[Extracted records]
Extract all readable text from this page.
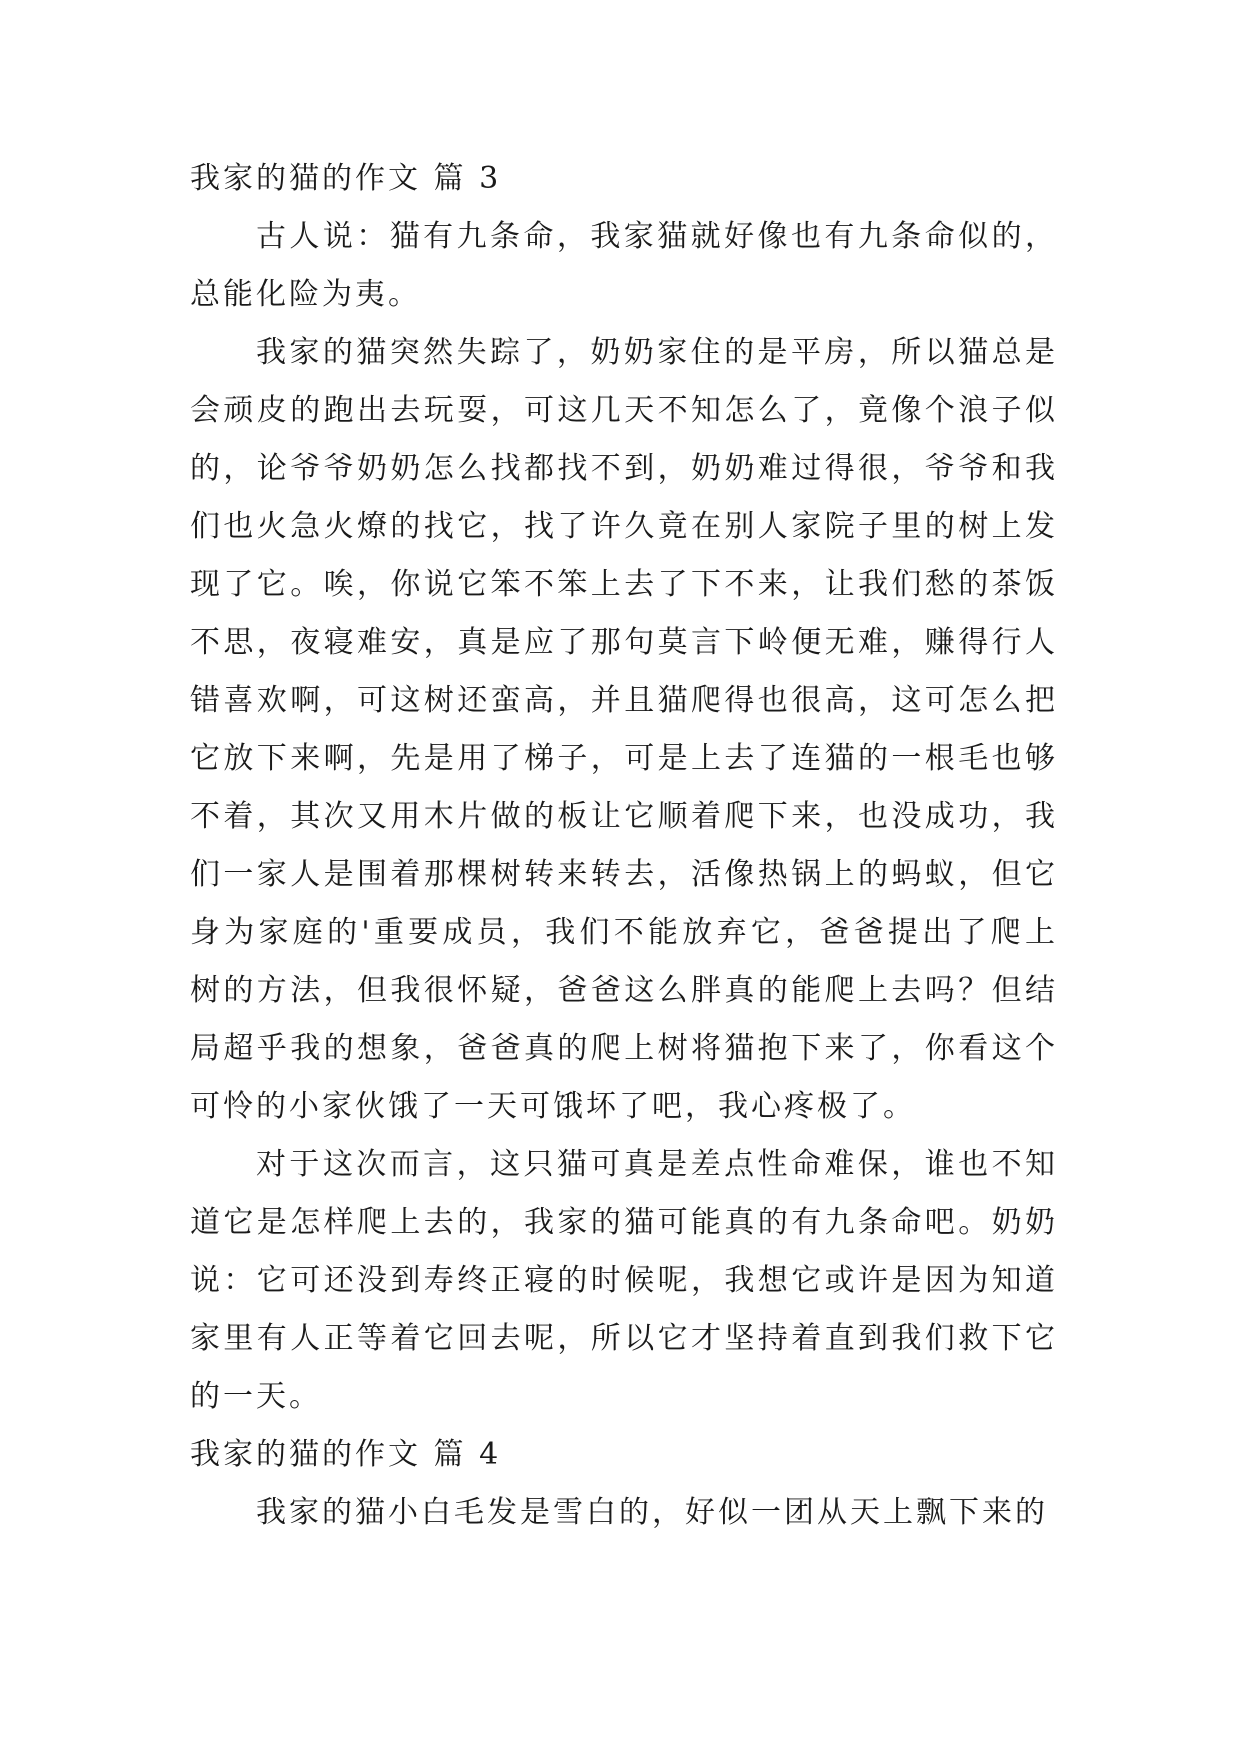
我家的猫的作文 篇 3

古人说：猫有九条命，我家猫就好像也有九条命似的，总能化险为夷。

我家的猫突然失踪了，奶奶家住的是平房，所以猫总是会顽皮的跑出去玩耍，可这几天不知怎么了，竟像个浪子似的，论爷爷奶奶怎么找都找不到，奶奶难过得很，爷爷和我们也火急火燎的找它，找了许久竟在别人家院子里的树上发现了它。唉，你说它笨不笨上去了下不来，让我们愁的茶饭不思，夜寝难安，真是应了那句莫言下岭便无难，赚得行人错喜欢啊，可这树还蛮高，并且猫爬得也很高，这可怎么把它放下来啊，先是用了梯子，可是上去了连猫的一根毛也够不着，其次又用木片做的板让它顺着爬下来，也没成功，我们一家人是围着那棵树转来转去，活像热锅上的蚂蚁，但它身为家庭的'重要成员，我们不能放弃它，爸爸提出了爬上树的方法，但我很怀疑，爸爸这么胖真的能爬上去吗？但结局超乎我的想象，爸爸真的爬上树将猫抱下来了，你看这个可怜的小家伙饿了一天可饿坏了吧，我心疼极了。

对于这次而言，这只猫可真是差点性命难保，谁也不知道它是怎样爬上去的，我家的猫可能真的有九条命吧。奶奶说：它可还没到寿终正寝的时候呢，我想它或许是因为知道家里有人正等着它回去呢，所以它才坚持着直到我们救下它的一天。

我家的猫的作文 篇 4

我家的猫小白毛发是雪白的，好似一团从天上飘下来的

### Work instructions
Reproduce every entry exactly, but omit each picture.

### Written answer
Extract all readable text from this page.
我家的猫的作文 篇 3

古人说：猫有九条命，我家猫就好像也有九条命似的，总能化险为夷。

我家的猫突然失踪了，奶奶家住的是平房，所以猫总是会顽皮的跑出去玩耍，可这几天不知怎么了，竟像个浪子似的，论爷爷奶奶怎么找都找不到，奶奶难过得很，爷爷和我们也火急火燎的找它，找了许久竟在别人家院子里的树上发现了它。唉，你说它笨不笨上去了下不来，让我们愁的茶饭不思，夜寝难安，真是应了那句莫言下岭便无难，赚得行人错喜欢啊，可这树还蛮高，并且猫爬得也很高，这可怎么把它放下来啊，先是用了梯子，可是上去了连猫的一根毛也够不着，其次又用木片做的板让它顺着爬下来，也没成功，我们一家人是围着那棵树转来转去，活像热锅上的蚂蚁，但它身为家庭的'重要成员，我们不能放弃它，爸爸提出了爬上树的方法，但我很怀疑，爸爸这么胖真的能爬上去吗？但结局超乎我的想象，爸爸真的爬上树将猫抱下来了，你看这个可怜的小家伙饿了一天可饿坏了吧，我心疼极了。

对于这次而言，这只猫可真是差点性命难保，谁也不知道它是怎样爬上去的，我家的猫可能真的有九条命吧。奶奶说：它可还没到寿终正寝的时候呢，我想它或许是因为知道家里有人正等着它回去呢，所以它才坚持着直到我们救下它的一天。

我家的猫的作文 篇 4

我家的猫小白毛发是雪白的，好似一团从天上飘下来的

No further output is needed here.